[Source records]
[START]
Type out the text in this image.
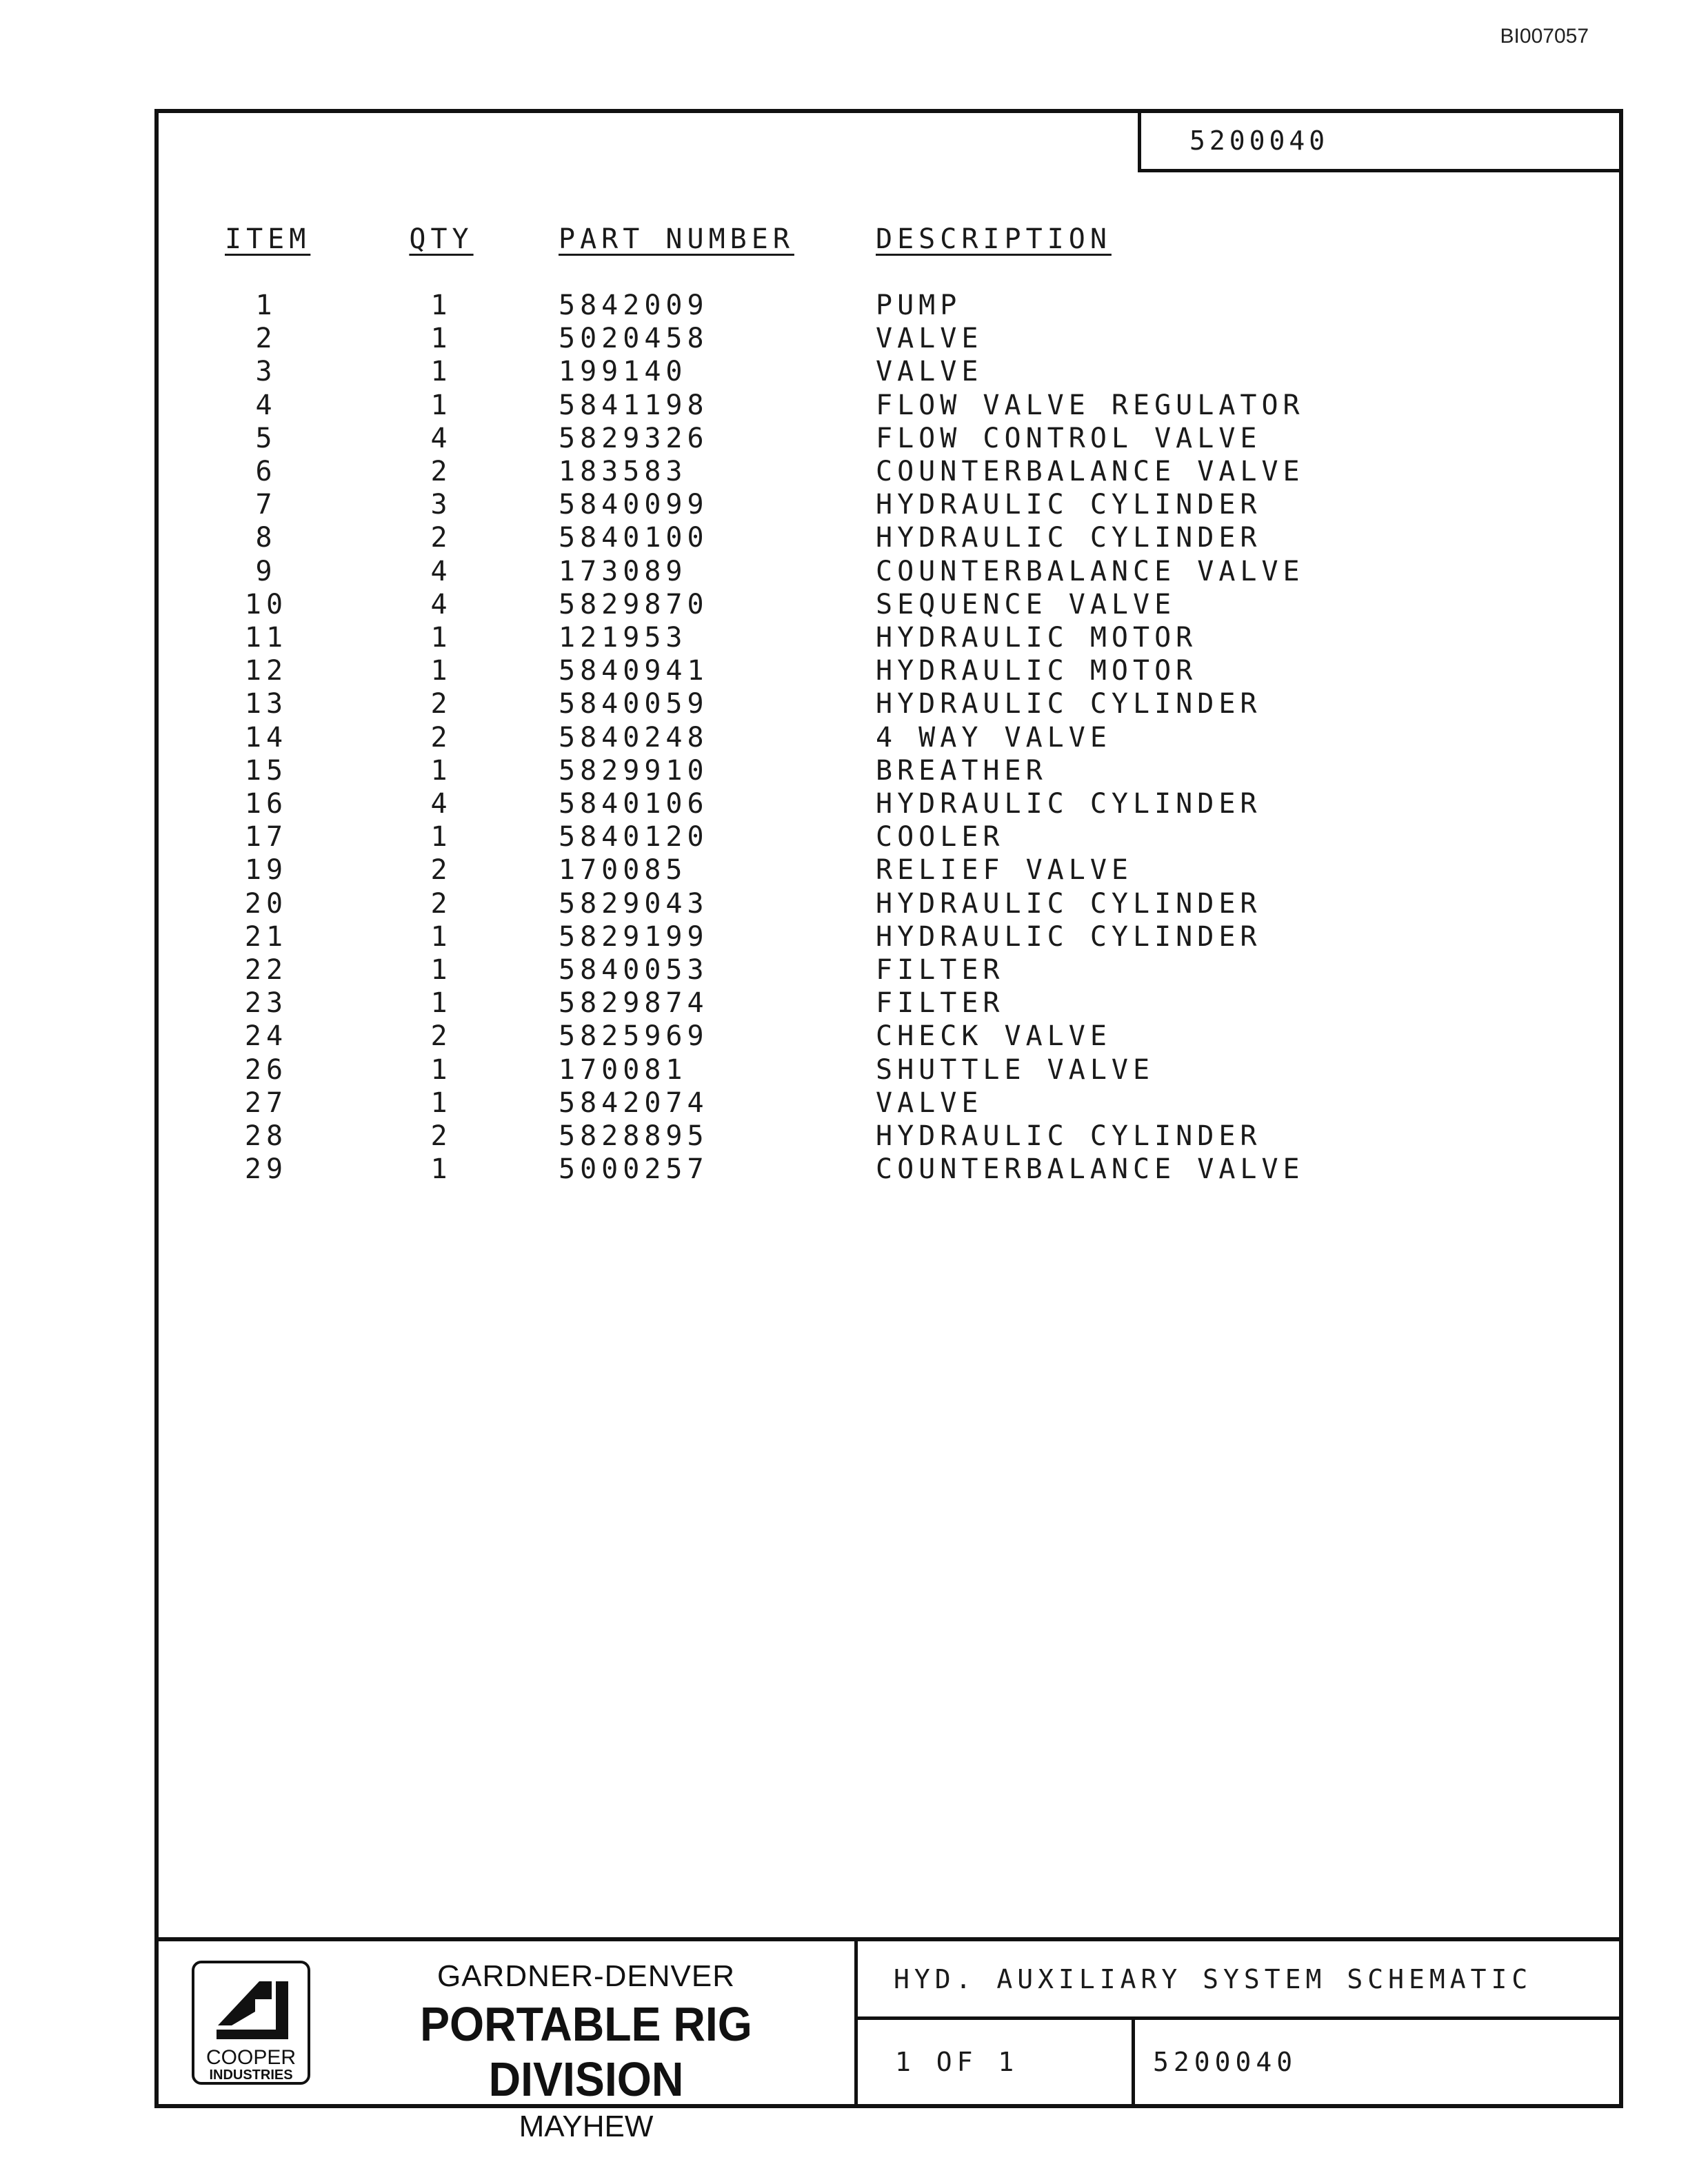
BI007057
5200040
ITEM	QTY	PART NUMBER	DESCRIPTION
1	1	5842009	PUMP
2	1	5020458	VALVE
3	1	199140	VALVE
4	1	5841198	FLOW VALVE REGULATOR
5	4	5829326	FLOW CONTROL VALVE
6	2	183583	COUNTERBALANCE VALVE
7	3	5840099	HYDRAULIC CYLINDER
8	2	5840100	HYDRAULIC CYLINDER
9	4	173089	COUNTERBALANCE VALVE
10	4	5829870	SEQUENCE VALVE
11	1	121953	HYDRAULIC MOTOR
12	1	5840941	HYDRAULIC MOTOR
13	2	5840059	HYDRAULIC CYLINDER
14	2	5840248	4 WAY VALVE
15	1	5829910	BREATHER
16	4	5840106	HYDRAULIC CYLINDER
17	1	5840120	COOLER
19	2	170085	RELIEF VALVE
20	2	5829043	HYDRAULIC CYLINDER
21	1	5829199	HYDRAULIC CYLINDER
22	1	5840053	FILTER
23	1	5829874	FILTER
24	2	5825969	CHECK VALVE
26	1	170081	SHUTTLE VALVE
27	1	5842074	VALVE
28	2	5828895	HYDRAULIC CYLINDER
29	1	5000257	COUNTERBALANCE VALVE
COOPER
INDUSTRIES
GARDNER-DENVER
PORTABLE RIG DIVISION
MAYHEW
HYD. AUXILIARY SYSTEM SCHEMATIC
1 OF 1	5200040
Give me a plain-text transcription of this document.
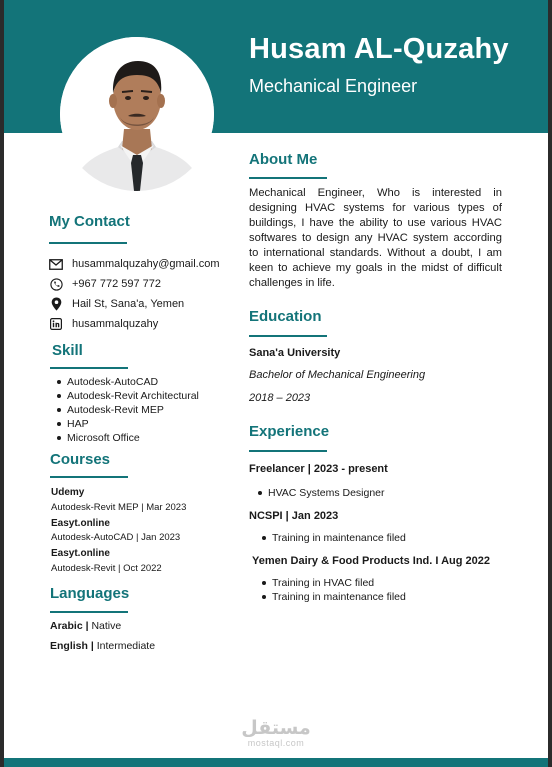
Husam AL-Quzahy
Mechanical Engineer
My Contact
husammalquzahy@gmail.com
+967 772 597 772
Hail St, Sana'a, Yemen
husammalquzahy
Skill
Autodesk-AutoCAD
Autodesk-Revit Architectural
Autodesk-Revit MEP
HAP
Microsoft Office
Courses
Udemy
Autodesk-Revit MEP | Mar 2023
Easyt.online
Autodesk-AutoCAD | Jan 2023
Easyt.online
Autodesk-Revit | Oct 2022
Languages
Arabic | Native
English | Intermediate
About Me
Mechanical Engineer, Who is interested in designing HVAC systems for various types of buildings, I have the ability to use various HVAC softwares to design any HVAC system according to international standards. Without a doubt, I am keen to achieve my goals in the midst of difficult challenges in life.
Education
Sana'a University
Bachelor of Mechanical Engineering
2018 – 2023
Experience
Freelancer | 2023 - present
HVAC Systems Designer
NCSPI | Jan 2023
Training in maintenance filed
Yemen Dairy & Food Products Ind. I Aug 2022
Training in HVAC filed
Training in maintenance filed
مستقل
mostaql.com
[END]
EXERCISE TASK: Answer with a single number: the count of lines holding the word "Yemen".

FINAL RESULT: 2